## TASK OBJECTIVE
Reproduce the entries exactly.

## WORKING DATA

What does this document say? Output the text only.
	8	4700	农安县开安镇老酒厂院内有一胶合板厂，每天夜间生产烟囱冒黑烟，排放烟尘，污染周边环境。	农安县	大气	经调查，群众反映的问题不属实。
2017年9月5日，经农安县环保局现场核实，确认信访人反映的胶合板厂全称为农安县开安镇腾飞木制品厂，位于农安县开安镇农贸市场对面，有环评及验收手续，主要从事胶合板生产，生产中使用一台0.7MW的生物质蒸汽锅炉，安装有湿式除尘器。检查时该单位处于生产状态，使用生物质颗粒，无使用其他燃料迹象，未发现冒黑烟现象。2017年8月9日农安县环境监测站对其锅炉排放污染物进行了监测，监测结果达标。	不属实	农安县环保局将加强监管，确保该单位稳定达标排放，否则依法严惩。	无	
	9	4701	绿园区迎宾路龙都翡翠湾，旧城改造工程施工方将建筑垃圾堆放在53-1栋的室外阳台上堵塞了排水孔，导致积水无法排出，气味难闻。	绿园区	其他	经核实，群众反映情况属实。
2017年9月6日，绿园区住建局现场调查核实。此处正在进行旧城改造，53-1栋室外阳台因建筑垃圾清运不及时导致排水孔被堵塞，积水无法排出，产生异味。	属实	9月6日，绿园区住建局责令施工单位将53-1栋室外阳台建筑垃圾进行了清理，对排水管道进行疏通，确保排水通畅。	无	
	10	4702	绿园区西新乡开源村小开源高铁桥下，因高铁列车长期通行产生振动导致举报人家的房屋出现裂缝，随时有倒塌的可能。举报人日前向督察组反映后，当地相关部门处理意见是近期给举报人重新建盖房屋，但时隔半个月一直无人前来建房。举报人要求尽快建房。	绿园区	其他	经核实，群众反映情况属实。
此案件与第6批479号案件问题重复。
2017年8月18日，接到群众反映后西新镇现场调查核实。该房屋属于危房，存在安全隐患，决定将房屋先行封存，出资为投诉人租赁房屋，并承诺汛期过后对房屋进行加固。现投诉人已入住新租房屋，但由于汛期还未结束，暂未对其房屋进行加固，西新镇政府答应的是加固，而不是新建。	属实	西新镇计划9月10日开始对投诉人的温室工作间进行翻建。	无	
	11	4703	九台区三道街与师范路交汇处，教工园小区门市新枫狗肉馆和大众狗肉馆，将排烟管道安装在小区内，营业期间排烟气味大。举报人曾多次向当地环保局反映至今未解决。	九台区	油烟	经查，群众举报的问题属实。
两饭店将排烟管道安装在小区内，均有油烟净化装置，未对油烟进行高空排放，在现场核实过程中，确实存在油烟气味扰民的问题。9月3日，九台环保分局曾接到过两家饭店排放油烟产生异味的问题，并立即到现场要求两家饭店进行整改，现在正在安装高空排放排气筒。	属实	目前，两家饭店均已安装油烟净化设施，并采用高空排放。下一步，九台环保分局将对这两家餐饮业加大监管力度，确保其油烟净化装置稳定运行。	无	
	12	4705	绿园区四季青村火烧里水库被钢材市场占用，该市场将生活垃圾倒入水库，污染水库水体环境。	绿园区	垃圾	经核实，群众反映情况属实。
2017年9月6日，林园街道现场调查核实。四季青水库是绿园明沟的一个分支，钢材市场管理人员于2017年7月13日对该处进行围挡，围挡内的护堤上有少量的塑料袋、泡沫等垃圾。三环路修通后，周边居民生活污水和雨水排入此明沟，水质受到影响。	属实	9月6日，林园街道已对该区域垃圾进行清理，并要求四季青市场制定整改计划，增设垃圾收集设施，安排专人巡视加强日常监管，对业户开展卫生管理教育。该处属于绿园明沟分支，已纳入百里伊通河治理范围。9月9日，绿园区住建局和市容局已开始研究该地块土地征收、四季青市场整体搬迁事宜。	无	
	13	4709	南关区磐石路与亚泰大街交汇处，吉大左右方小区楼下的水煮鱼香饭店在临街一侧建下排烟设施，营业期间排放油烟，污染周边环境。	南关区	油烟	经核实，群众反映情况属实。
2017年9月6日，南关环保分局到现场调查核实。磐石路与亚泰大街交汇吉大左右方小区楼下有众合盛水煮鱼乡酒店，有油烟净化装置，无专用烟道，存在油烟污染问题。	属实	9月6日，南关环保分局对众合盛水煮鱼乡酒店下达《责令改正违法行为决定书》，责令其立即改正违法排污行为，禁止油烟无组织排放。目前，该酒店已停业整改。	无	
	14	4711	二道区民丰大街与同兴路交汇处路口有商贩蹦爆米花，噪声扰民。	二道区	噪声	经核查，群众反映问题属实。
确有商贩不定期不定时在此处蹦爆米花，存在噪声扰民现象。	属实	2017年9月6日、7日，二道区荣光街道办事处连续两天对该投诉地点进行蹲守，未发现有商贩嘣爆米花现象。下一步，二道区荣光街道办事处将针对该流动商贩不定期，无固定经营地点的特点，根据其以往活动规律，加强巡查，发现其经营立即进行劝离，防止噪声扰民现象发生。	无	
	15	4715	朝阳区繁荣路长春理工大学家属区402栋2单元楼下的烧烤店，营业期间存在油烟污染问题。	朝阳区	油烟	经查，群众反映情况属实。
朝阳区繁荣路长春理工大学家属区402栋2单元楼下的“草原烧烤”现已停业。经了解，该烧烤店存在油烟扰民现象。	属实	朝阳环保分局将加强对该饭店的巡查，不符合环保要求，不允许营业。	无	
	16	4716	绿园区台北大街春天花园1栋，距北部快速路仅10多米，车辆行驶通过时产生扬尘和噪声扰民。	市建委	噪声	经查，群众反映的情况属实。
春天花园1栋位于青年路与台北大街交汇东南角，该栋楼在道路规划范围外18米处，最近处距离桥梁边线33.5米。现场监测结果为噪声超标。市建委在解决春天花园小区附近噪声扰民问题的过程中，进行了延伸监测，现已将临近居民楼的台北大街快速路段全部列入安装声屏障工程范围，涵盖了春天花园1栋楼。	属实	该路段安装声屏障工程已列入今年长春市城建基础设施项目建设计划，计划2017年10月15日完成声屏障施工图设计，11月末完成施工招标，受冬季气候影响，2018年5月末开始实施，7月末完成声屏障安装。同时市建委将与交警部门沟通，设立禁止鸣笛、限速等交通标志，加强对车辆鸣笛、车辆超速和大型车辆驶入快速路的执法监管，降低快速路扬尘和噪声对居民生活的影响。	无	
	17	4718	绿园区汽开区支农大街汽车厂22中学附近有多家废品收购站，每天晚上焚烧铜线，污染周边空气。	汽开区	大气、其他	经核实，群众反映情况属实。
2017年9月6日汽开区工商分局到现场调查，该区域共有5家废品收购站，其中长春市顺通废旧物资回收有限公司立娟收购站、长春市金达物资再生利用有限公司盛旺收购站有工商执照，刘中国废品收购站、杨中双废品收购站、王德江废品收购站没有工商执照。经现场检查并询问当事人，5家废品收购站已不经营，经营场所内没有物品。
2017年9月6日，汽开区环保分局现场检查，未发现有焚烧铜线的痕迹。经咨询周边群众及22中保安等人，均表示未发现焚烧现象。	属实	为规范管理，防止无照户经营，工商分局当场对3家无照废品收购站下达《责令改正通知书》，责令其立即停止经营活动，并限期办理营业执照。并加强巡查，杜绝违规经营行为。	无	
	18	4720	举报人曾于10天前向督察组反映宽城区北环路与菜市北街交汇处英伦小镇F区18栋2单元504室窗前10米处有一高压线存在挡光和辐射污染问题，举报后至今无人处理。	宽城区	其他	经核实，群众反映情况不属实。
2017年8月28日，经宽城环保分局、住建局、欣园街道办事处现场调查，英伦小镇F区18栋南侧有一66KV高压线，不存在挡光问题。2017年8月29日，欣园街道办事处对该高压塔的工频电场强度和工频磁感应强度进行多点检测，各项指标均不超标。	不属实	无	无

## WORKED SOLUTION
What does this document say? Output the text only.
	8	4700	农安县开安镇老酒厂院内有一胶合板厂，每天夜间生产烟囱冒黑烟，排放烟尘，污染周边环境。	农安县	大气	经调查，群众反映的问题不属实。
2017年9月5日，经农安县环保局现场核实，确认信访人反映的胶合板厂全称为农安县开安镇腾飞木制品厂，位于农安县开安镇农贸市场对面，有环评及验收手续，主要从事胶合板生产，生产中使用一台0.7MW的生物质蒸汽锅炉，安装有湿式除尘器。检查时该单位处于生产状态，使用生物质颗粒，无使用其他燃料迹象，未发现冒黑烟现象。2017年8月9日农安县环境监测站对其锅炉排放污染物进行了监测，监测结果达标。	不属实	农安县环保局将加强监管，确保该单位稳定达标排放，否则依法严惩。	无	
	9	4701	绿园区迎宾路龙都翡翠湾，旧城改造工程施工方将建筑垃圾堆放在53-1栋的室外阳台上堵塞了排水孔，导致积水无法排出，气味难闻。	绿园区	其他	经核实，群众反映情况属实。
2017年9月6日，绿园区住建局现场调查核实。此处正在进行旧城改造，53-1栋室外阳台因建筑垃圾清运不及时导致排水孔被堵塞，积水无法排出，产生异味。	属实	9月6日，绿园区住建局责令施工单位将53-1栋室外阳台建筑垃圾进行了清理，对排水管道进行疏通，确保排水通畅。	无	
	10	4702	绿园区西新乡开源村小开源高铁桥下，因高铁列车长期通行产生振动导致举报人家的房屋出现裂缝，随时有倒塌的可能。举报人日前向督察组反映后，当地相关部门处理意见是近期给举报人重新建盖房屋，但时隔半个月一直无人前来建房。举报人要求尽快建房。	绿园区	其他	经核实，群众反映情况属实。
此案件与第6批479号案件问题重复。
2017年8月18日，接到群众反映后西新镇现场调查核实。该房屋属于危房，存在安全隐患，决定将房屋先行封存，出资为投诉人租赁房屋，并承诺汛期过后对房屋进行加固。现投诉人已入住新租房屋，但由于汛期还未结束，暂未对其房屋进行加固，西新镇政府答应的是加固，而不是新建。	属实	西新镇计划9月10日开始对投诉人的温室工作间进行翻建。	无	
	11	4703	九台区三道街与师范路交汇处，教工园小区门市新枫狗肉馆和大众狗肉馆，将排烟管道安装在小区内，营业期间排烟气味大。举报人曾多次向当地环保局反映至今未解决。	九台区	油烟	经查，群众举报的问题属实。
两饭店将排烟管道安装在小区内，均有油烟净化装置，未对油烟进行高空排放，在现场核实过程中，确实存在油烟气味扰民的问题。9月3日，九台环保分局曾接到过两家饭店排放油烟产生异味的问题，并立即到现场要求两家饭店进行整改，现在正在安装高空排放排气筒。	属实	目前，两家饭店均已安装油烟净化设施，并采用高空排放。下一步，九台环保分局将对这两家餐饮业加大监管力度，确保其油烟净化装置稳定运行。	无	
	12	4705	绿园区四季青村火烧里水库被钢材市场占用，该市场将生活垃圾倒入水库，污染水库水体环境。	绿园区	垃圾	经核实，群众反映情况属实。
2017年9月6日，林园街道现场调查核实。四季青水库是绿园明沟的一个分支，钢材市场管理人员于2017年7月13日对该处进行围挡，围挡内的护堤上有少量的塑料袋、泡沫等垃圾。三环路修通后，周边居民生活污水和雨水排入此明沟，水质受到影响。	属实	9月6日，林园街道已对该区域垃圾进行清理，并要求四季青市场制定整改计划，增设垃圾收集设施，安排专人巡视加强日常监管，对业户开展卫生管理教育。该处属于绿园明沟分支，已纳入百里伊通河治理范围。9月9日，绿园区住建局和市容局已开始研究该地块土地征收、四季青市场整体搬迁事宜。	无	
	13	4709	南关区磐石路与亚泰大街交汇处，吉大左右方小区楼下的水煮鱼香饭店在临街一侧建下排烟设施，营业期间排放油烟，污染周边环境。	南关区	油烟	经核实，群众反映情况属实。
2017年9月6日，南关环保分局到现场调查核实。磐石路与亚泰大街交汇吉大左右方小区楼下有众合盛水煮鱼乡酒店，有油烟净化装置，无专用烟道，存在油烟污染问题。	属实	9月6日，南关环保分局对众合盛水煮鱼乡酒店下达《责令改正违法行为决定书》，责令其立即改正违法排污行为，禁止油烟无组织排放。目前，该酒店已停业整改。	无	
	14	4711	二道区民丰大街与同兴路交汇处路口有商贩蹦爆米花，噪声扰民。	二道区	噪声	经核查，群众反映问题属实。
确有商贩不定期不定时在此处蹦爆米花，存在噪声扰民现象。	属实	2017年9月6日、7日，二道区荣光街道办事处连续两天对该投诉地点进行蹲守，未发现有商贩嘣爆米花现象。下一步，二道区荣光街道办事处将针对该流动商贩不定期，无固定经营地点的特点，根据其以往活动规律，加强巡查，发现其经营立即进行劝离，防止噪声扰民现象发生。	无	
	15	4715	朝阳区繁荣路长春理工大学家属区402栋2单元楼下的烧烤店，营业期间存在油烟污染问题。	朝阳区	油烟	经查，群众反映情况属实。
朝阳区繁荣路长春理工大学家属区402栋2单元楼下的“草原烧烤”现已停业。经了解，该烧烤店存在油烟扰民现象。	属实	朝阳环保分局将加强对该饭店的巡查，不符合环保要求，不允许营业。	无	
	16	4716	绿园区台北大街春天花园1栋，距北部快速路仅10多米，车辆行驶通过时产生扬尘和噪声扰民。	市建委	噪声	经查，群众反映的情况属实。
春天花园1栋位于青年路与台北大街交汇东南角，该栋楼在道路规划范围外18米处，最近处距离桥梁边线33.5米。现场监测结果为噪声超标。市建委在解决春天花园小区附近噪声扰民问题的过程中，进行了延伸监测，现已将临近居民楼的台北大街快速路段全部列入安装声屏障工程范围，涵盖了春天花园1栋楼。	属实	该路段安装声屏障工程已列入今年长春市城建基础设施项目建设计划，计划2017年10月15日完成声屏障施工图设计，11月末完成施工招标，受冬季气候影响，2018年5月末开始实施，7月末完成声屏障安装。同时市建委将与交警部门沟通，设立禁止鸣笛、限速等交通标志，加强对车辆鸣笛、车辆超速和大型车辆驶入快速路的执法监管，降低快速路扬尘和噪声对居民生活的影响。	无	
	17	4718	绿园区汽开区支农大街汽车厂22中学附近有多家废品收购站，每天晚上焚烧铜线，污染周边空气。	汽开区	大气、其他	经核实，群众反映情况属实。
2017年9月6日汽开区工商分局到现场调查，该区域共有5家废品收购站，其中长春市顺通废旧物资回收有限公司立娟收购站、长春市金达物资再生利用有限公司盛旺收购站有工商执照，刘中国废品收购站、杨中双废品收购站、王德江废品收购站没有工商执照。经现场检查并询问当事人，5家废品收购站已不经营，经营场所内没有物品。
2017年9月6日，汽开区环保分局现场检查，未发现有焚烧铜线的痕迹。经咨询周边群众及22中保安等人，均表示未发现焚烧现象。	属实	为规范管理，防止无照户经营，工商分局当场对3家无照废品收购站下达《责令改正通知书》，责令其立即停止经营活动，并限期办理营业执照。并加强巡查，杜绝违规经营行为。	无	
	18	4720	举报人曾于10天前向督察组反映宽城区北环路与菜市北街交汇处英伦小镇F区18栋2单元504室窗前10米处有一高压线存在挡光和辐射污染问题，举报后至今无人处理。	宽城区	其他	经核实，群众反映情况不属实。
2017年8月28日，经宽城环保分局、住建局、欣园街道办事处现场调查，英伦小镇F区18栋南侧有一66KV高压线，不存在挡光问题。2017年8月29日，欣园街道办事处对该高压塔的工频电场强度和工频磁感应强度进行多点检测，各项指标均不超标。	不属实	无	无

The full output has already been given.